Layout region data
--- START ---

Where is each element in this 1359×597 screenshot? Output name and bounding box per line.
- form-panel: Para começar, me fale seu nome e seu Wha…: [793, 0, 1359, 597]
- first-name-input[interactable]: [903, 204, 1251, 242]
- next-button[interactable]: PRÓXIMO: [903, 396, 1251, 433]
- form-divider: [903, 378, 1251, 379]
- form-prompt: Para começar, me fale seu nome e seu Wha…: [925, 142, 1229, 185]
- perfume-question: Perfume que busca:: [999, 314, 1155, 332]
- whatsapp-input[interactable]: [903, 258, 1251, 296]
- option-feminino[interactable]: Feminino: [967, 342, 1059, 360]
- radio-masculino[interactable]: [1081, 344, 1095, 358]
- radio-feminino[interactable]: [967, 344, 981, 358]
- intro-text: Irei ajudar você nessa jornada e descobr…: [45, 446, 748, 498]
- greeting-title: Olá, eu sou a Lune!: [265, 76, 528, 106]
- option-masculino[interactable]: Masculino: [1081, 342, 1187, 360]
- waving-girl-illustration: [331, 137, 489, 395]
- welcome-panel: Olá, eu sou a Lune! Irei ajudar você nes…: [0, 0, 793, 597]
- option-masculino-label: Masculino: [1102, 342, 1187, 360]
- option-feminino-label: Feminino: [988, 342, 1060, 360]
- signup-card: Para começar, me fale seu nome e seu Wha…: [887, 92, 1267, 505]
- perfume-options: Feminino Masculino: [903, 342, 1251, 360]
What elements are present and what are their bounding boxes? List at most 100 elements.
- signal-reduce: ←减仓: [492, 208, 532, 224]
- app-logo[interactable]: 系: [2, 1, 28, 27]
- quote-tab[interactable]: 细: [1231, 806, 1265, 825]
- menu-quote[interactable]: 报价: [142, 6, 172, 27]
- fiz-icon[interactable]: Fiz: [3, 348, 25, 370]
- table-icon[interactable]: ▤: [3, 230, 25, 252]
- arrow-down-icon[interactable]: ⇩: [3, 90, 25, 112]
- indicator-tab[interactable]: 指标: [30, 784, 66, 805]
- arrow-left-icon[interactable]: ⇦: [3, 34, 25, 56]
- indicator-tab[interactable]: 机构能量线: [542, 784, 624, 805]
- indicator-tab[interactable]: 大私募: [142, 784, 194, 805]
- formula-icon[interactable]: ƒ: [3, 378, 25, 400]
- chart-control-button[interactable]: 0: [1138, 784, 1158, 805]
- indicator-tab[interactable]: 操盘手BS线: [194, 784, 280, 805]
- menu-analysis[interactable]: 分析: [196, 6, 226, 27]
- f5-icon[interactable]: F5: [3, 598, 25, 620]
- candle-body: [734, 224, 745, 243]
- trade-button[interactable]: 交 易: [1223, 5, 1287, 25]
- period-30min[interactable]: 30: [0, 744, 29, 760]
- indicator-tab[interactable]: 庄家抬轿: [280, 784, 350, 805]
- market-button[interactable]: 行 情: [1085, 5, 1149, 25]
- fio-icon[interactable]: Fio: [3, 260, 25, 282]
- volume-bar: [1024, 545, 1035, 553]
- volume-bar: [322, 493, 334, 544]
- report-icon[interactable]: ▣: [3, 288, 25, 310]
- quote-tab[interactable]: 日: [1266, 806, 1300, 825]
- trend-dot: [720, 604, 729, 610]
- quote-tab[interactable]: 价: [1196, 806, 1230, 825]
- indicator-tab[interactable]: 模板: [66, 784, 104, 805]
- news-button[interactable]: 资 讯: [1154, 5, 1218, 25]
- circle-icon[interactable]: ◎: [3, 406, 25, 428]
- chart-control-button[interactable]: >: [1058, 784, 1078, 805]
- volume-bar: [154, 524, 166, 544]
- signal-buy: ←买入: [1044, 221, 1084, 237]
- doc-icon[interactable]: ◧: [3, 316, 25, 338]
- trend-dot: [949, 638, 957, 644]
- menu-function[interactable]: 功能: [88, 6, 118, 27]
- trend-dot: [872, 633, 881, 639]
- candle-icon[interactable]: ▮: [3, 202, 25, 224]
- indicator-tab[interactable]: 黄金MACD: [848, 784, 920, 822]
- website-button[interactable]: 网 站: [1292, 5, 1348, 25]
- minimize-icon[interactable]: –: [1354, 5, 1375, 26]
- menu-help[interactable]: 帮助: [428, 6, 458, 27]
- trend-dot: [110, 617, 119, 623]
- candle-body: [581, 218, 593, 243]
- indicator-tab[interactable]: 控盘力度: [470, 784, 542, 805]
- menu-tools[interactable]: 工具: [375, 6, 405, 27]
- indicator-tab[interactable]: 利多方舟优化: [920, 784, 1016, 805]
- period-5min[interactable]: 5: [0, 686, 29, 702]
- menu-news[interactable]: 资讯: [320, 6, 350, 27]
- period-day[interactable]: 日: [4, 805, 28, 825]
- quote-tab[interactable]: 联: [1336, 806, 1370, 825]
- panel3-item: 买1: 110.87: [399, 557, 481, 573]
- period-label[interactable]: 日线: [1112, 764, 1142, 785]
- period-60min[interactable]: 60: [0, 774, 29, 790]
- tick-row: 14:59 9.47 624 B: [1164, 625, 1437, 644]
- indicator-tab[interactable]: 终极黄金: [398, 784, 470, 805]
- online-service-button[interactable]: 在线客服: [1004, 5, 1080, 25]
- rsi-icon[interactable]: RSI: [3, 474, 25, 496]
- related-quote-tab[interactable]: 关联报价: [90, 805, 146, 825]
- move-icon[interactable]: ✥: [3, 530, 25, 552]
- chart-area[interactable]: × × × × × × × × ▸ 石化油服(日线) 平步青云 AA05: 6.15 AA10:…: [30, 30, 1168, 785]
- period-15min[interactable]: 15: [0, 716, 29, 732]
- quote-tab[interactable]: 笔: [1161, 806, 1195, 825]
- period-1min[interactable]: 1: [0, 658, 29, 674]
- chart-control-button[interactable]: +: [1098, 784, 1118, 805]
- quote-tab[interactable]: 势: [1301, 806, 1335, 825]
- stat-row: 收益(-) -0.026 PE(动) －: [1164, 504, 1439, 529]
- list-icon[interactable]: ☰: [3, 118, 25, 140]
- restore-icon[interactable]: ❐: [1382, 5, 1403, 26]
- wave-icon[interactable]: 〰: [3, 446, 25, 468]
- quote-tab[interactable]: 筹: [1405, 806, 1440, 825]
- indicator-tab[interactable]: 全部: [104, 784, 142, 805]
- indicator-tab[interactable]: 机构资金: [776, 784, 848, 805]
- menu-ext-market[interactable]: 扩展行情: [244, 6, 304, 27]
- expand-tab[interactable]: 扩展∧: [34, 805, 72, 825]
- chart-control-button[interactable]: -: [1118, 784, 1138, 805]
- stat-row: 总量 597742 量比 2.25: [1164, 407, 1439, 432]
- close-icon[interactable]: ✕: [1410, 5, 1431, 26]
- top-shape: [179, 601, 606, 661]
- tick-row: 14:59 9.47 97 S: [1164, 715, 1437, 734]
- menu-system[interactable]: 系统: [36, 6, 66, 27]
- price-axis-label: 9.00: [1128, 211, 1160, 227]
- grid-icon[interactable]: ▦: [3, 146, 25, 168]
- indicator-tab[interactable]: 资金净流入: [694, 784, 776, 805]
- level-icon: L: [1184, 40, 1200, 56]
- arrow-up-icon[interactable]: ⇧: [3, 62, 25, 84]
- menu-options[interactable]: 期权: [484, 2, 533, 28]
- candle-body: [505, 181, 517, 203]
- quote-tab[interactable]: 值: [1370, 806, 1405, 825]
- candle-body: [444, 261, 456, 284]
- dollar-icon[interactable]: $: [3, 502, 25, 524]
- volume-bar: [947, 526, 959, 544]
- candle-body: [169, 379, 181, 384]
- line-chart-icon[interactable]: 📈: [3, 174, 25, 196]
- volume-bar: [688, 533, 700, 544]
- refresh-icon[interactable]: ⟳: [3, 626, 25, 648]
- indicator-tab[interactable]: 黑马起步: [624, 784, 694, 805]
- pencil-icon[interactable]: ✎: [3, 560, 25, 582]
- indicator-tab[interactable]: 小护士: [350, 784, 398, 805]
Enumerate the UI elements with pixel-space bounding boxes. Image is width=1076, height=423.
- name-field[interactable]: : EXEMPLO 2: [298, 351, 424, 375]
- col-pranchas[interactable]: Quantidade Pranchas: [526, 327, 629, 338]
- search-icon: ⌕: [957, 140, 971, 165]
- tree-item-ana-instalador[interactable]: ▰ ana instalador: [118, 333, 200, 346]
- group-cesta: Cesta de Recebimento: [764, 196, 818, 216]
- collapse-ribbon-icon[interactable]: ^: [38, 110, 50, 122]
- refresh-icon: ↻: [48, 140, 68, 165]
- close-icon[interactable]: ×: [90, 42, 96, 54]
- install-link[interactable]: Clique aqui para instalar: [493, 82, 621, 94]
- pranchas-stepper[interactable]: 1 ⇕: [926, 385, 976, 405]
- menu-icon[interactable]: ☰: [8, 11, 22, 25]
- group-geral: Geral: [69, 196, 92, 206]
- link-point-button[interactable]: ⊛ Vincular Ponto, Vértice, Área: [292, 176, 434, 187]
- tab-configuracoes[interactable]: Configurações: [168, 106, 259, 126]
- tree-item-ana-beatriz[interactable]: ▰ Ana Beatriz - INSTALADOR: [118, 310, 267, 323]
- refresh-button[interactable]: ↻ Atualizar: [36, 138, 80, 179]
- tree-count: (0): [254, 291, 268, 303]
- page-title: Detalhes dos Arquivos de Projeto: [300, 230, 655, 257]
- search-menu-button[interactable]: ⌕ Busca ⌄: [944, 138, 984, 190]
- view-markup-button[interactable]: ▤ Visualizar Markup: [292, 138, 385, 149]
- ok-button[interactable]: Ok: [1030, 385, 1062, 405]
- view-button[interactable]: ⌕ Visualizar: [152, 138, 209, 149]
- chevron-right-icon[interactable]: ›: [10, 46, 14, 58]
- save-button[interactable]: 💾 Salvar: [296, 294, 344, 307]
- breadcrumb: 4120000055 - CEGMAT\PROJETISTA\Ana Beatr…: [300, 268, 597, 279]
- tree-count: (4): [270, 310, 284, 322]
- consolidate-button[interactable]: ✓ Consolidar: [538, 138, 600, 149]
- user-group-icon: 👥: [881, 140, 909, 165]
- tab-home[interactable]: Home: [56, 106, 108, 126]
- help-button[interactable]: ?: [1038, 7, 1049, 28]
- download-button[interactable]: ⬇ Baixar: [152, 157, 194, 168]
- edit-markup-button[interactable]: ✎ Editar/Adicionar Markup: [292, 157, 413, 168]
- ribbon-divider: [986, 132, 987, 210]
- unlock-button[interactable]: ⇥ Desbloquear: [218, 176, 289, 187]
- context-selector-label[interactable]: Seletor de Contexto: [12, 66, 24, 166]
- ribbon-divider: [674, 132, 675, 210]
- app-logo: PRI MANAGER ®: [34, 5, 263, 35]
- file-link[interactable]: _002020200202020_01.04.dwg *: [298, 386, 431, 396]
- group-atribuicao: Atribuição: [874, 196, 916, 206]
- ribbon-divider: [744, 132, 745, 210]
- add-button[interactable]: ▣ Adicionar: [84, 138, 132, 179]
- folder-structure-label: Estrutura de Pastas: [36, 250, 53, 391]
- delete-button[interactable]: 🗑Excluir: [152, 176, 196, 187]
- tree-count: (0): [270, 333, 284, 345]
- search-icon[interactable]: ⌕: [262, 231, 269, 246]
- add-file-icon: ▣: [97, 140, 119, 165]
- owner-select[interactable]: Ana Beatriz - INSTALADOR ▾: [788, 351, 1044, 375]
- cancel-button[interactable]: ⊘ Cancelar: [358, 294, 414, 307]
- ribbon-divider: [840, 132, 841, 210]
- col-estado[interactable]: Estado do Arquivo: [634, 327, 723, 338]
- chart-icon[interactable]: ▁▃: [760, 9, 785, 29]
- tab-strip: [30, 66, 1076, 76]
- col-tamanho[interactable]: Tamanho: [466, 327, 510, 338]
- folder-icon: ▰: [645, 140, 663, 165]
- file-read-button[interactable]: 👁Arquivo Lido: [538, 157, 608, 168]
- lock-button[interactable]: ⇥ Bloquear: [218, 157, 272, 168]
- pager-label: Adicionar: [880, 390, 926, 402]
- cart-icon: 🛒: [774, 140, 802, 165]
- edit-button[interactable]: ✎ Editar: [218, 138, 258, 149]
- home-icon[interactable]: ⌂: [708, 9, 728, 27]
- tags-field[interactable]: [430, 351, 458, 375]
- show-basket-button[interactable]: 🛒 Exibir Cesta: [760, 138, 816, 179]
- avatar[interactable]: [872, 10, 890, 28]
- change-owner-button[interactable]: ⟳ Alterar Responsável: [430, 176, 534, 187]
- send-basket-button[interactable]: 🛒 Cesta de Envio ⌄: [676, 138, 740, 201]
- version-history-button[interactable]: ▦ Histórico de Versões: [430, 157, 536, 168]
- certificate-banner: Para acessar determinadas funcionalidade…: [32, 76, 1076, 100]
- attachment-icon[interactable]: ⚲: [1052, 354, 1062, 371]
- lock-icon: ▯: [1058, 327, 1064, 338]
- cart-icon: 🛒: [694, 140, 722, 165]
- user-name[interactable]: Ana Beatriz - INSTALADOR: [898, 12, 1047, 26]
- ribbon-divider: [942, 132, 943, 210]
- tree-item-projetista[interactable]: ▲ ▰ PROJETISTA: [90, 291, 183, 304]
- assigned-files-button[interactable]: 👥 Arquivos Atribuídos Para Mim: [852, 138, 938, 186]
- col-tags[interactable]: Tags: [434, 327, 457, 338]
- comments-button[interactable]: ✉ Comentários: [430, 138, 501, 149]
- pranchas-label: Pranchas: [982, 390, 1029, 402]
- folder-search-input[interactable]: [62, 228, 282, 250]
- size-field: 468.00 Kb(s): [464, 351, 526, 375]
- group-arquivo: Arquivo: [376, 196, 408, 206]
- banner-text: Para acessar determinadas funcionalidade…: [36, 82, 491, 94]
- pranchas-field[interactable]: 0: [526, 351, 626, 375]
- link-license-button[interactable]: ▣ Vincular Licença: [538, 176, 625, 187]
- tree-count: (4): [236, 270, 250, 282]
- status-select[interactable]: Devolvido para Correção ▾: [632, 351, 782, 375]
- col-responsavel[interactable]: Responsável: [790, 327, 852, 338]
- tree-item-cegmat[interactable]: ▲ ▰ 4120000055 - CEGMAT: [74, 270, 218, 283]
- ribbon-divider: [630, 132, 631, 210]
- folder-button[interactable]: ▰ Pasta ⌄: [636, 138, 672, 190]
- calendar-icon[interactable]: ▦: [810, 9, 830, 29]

--- END ---

--- Your objective ---
Rewrite the data from the start through the line containing "- quote-tab[interactable]: 细: [1231, 806, 1265, 825]", including both ends, replacing "waving-girl-illustration" with "mascot-illustration" and leaving everything else as it is.

--- Expected answer ---
Where is each element in this 1359×597 screenshot? Output name and bounding box per line.
- form-panel: Para começar, me fale seu nome e seu Wha…: [793, 0, 1359, 597]
- first-name-input[interactable]: [903, 204, 1251, 242]
- next-button[interactable]: PRÓXIMO: [903, 396, 1251, 433]
- form-divider: [903, 378, 1251, 379]
- form-prompt: Para começar, me fale seu nome e seu Wha…: [925, 142, 1229, 185]
- perfume-question: Perfume que busca:: [999, 314, 1155, 332]
- whatsapp-input[interactable]: [903, 258, 1251, 296]
- option-feminino[interactable]: Feminino: [967, 342, 1059, 360]
- radio-masculino[interactable]: [1081, 344, 1095, 358]
- radio-feminino[interactable]: [967, 344, 981, 358]
- intro-text: Irei ajudar você nessa jornada e descobr…: [45, 446, 748, 498]
- greeting-title: Olá, eu sou a Lune!: [265, 76, 528, 106]
- option-masculino[interactable]: Masculino: [1081, 342, 1187, 360]
- mascot-illustration: [331, 137, 489, 395]
- welcome-panel: Olá, eu sou a Lune! Irei ajudar você nes…: [0, 0, 793, 597]
- option-masculino-label: Masculino: [1102, 342, 1187, 360]
- option-feminino-label: Feminino: [988, 342, 1060, 360]
- signup-card: Para começar, me fale seu nome e seu Wha…: [887, 92, 1267, 505]
- perfume-options: Feminino Masculino: [903, 342, 1251, 360]
What elements are present and what are their bounding boxes? List at most 100 elements.
- signal-reduce: ←减仓: [492, 208, 532, 224]
- app-logo[interactable]: 系: [2, 1, 28, 27]
- quote-tab[interactable]: 细: [1231, 806, 1265, 825]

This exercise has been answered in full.